<<<<
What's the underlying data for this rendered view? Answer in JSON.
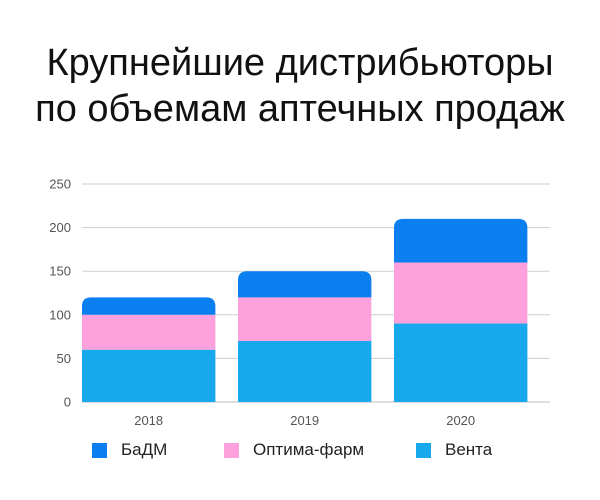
{
  "title_lines": [
    "Крупнейшие дистрибьюторы",
    "по объемам аптечных продаж"
  ],
  "chart_data": {
    "type": "bar",
    "stacked": true,
    "categories": [
      "2018",
      "2019",
      "2020"
    ],
    "series": [
      {
        "name": "Вента",
        "color": "#17a9ec",
        "values": [
          60,
          70,
          90
        ]
      },
      {
        "name": "Оптима-фарм",
        "color": "#ffa1dc",
        "values": [
          40,
          50,
          70
        ]
      },
      {
        "name": "БаДМ",
        "color": "#0c7ff0",
        "values": [
          20,
          30,
          50
        ]
      }
    ],
    "yticks": [
      0,
      50,
      100,
      150,
      200,
      250
    ],
    "ylim": [
      0,
      250
    ],
    "grid": true,
    "legend_position": "bottom"
  },
  "legend": [
    {
      "label": "БаДМ",
      "color": "#0c7ff0"
    },
    {
      "label": "Оптима-фарм",
      "color": "#ffa1dc"
    },
    {
      "label": "Вента",
      "color": "#17a9ec"
    }
  ]
}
>>>>
STATED PROBLEM:
All entries are to be retyped exactly. Omit any embedded images.

RESPONSE TO THE TASK:
What's the underlying data for this rendered view? Answer in JSON.
{
  "title_lines": [
    "Крупнейшие дистрибьюторы",
    "по объемам аптечных продаж"
  ],
  "chart_data": {
    "type": "bar",
    "stacked": true,
    "categories": [
      "2018",
      "2019",
      "2020"
    ],
    "series": [
      {
        "name": "Вента",
        "color": "#17a9ec",
        "values": [
          60,
          70,
          90
        ]
      },
      {
        "name": "Оптима-фарм",
        "color": "#ffa1dc",
        "values": [
          40,
          50,
          70
        ]
      },
      {
        "name": "БаДМ",
        "color": "#0c7ff0",
        "values": [
          20,
          30,
          50
        ]
      }
    ],
    "yticks": [
      0,
      50,
      100,
      150,
      200,
      250
    ],
    "ylim": [
      0,
      250
    ],
    "grid": true,
    "legend_position": "bottom"
  },
  "legend": [
    {
      "label": "БаДМ",
      "color": "#0c7ff0"
    },
    {
      "label": "Оптима-фарм",
      "color": "#ffa1dc"
    },
    {
      "label": "Вента",
      "color": "#17a9ec"
    }
  ]
}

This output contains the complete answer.